[Items from a data source]
* Begin *
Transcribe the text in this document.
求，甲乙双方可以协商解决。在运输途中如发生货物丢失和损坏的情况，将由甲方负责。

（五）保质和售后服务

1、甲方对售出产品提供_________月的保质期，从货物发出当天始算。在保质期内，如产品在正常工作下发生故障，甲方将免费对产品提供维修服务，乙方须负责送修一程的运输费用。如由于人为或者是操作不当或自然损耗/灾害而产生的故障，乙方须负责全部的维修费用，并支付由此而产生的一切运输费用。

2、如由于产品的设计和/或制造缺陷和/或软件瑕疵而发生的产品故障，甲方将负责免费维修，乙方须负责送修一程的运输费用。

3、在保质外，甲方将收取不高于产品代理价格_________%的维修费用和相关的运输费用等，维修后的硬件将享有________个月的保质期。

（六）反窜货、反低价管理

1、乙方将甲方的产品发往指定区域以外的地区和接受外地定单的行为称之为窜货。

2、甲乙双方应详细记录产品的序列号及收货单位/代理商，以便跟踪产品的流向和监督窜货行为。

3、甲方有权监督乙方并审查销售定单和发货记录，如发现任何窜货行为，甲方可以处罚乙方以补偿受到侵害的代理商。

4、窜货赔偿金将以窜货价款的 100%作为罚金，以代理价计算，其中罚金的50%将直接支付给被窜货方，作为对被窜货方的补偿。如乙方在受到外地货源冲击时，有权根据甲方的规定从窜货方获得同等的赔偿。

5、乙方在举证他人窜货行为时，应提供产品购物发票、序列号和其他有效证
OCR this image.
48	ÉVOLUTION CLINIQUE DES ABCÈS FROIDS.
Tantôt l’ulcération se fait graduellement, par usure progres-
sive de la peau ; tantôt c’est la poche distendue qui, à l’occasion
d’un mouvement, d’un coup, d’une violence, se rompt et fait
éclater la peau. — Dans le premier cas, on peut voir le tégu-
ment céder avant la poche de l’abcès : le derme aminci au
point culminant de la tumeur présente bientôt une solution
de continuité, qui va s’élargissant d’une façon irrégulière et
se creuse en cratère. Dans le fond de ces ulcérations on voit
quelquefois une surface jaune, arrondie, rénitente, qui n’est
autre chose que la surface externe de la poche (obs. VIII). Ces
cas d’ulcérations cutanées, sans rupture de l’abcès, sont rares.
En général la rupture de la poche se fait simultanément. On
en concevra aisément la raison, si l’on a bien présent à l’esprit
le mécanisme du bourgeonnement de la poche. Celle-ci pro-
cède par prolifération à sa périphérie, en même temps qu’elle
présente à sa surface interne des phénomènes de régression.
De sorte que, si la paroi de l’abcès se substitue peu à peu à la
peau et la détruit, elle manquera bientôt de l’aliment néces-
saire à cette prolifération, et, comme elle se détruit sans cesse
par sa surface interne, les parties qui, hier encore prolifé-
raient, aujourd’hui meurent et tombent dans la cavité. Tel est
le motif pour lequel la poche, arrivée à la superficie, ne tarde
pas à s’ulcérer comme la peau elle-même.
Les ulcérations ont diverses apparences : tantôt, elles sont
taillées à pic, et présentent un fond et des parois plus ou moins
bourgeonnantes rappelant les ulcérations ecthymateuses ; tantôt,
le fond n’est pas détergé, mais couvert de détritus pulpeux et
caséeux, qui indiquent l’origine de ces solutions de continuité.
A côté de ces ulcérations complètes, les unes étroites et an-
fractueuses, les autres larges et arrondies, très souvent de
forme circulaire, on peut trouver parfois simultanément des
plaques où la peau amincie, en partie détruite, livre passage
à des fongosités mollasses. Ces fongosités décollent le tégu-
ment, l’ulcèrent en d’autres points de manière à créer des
* End *
§ Instructions to follow
Pull out each record as written and restate it exactly.

§ Exercise output
Transcribe the text in this document.
求，甲乙双方可以协商解决。在运输途中如发生货物丢失和损坏的情况，将由甲方负责。

（五）保质和售后服务

1、甲方对售出产品提供_________月的保质期，从货物发出当天始算。在保质期内，如产品在正常工作下发生故障，甲方将免费对产品提供维修服务，乙方须负责送修一程的运输费用。如由于人为或者是操作不当或自然损耗/灾害而产生的故障，乙方须负责全部的维修费用，并支付由此而产生的一切运输费用。

2、如由于产品的设计和/或制造缺陷和/或软件瑕疵而发生的产品故障，甲方将负责免费维修，乙方须负责送修一程的运输费用。

3、在保质外，甲方将收取不高于产品代理价格_________%的维修费用和相关的运输费用等，维修后的硬件将享有________个月的保质期。

（六）反窜货、反低价管理

1、乙方将甲方的产品发往指定区域以外的地区和接受外地定单的行为称之为窜货。

2、甲乙双方应详细记录产品的序列号及收货单位/代理商，以便跟踪产品的流向和监督窜货行为。

3、甲方有权监督乙方并审查销售定单和发货记录，如发现任何窜货行为，甲方可以处罚乙方以补偿受到侵害的代理商。

4、窜货赔偿金将以窜货价款的 100%作为罚金，以代理价计算，其中罚金的50%将直接支付给被窜货方，作为对被窜货方的补偿。如乙方在受到外地货源冲击时，有权根据甲方的规定从窜货方获得同等的赔偿。

5、乙方在举证他人窜货行为时，应提供产品购物发票、序列号和其他有效证
OCR this image.
48	ÉVOLUTION CLINIQUE DES ABCÈS FROIDS.
Tantôt l’ulcération se fait graduellement, par usure progres-
sive de la peau ; tantôt c’est la poche distendue qui, à l’occasion
d’un mouvement, d’un coup, d’une violence, se rompt et fait
éclater la peau. — Dans le premier cas, on peut voir le tégu-
ment céder avant la poche de l’abcès : le derme aminci au
point culminant de la tumeur présente bientôt une solution
de continuité, qui va s’élargissant d’une façon irrégulière et
se creuse en cratère. Dans le fond de ces ulcérations on voit
quelquefois une surface jaune, arrondie, rénitente, qui n’est
autre chose que la surface externe de la poche (obs. VIII). Ces
cas d’ulcérations cutanées, sans rupture de l’abcès, sont rares.
En général la rupture de la poche se fait simultanément. On
en concevra aisément la raison, si l’on a bien présent à l’esprit
le mécanisme du bourgeonnement de la poche. Celle-ci pro-
cède par prolifération à sa périphérie, en même temps qu’elle
présente à sa surface interne des phénomènes de régression.
De sorte que, si la paroi de l’abcès se substitue peu à peu à la
peau et la détruit, elle manquera bientôt de l’aliment néces-
saire à cette prolifération, et, comme elle se détruit sans cesse
par sa surface interne, les parties qui, hier encore prolifé-
raient, aujourd’hui meurent et tombent dans la cavité. Tel est
le motif pour lequel la poche, arrivée à la superficie, ne tarde
pas à s’ulcérer comme la peau elle-même.
Les ulcérations ont diverses apparences : tantôt, elles sont
taillées à pic, et présentent un fond et des parois plus ou moins
bourgeonnantes rappelant les ulcérations ecthymateuses ; tantôt,
le fond n’est pas détergé, mais couvert de détritus pulpeux et
caséeux, qui indiquent l’origine de ces solutions de continuité.
A côté de ces ulcérations complètes, les unes étroites et an-
fractueuses, les autres larges et arrondies, très souvent de
forme circulaire, on peut trouver parfois simultanément des
plaques où la peau amincie, en partie détruite, livre passage
à des fongosités mollasses. Ces fongosités décollent le tégu-
ment, l’ulcèrent en d’autres points de manière à créer des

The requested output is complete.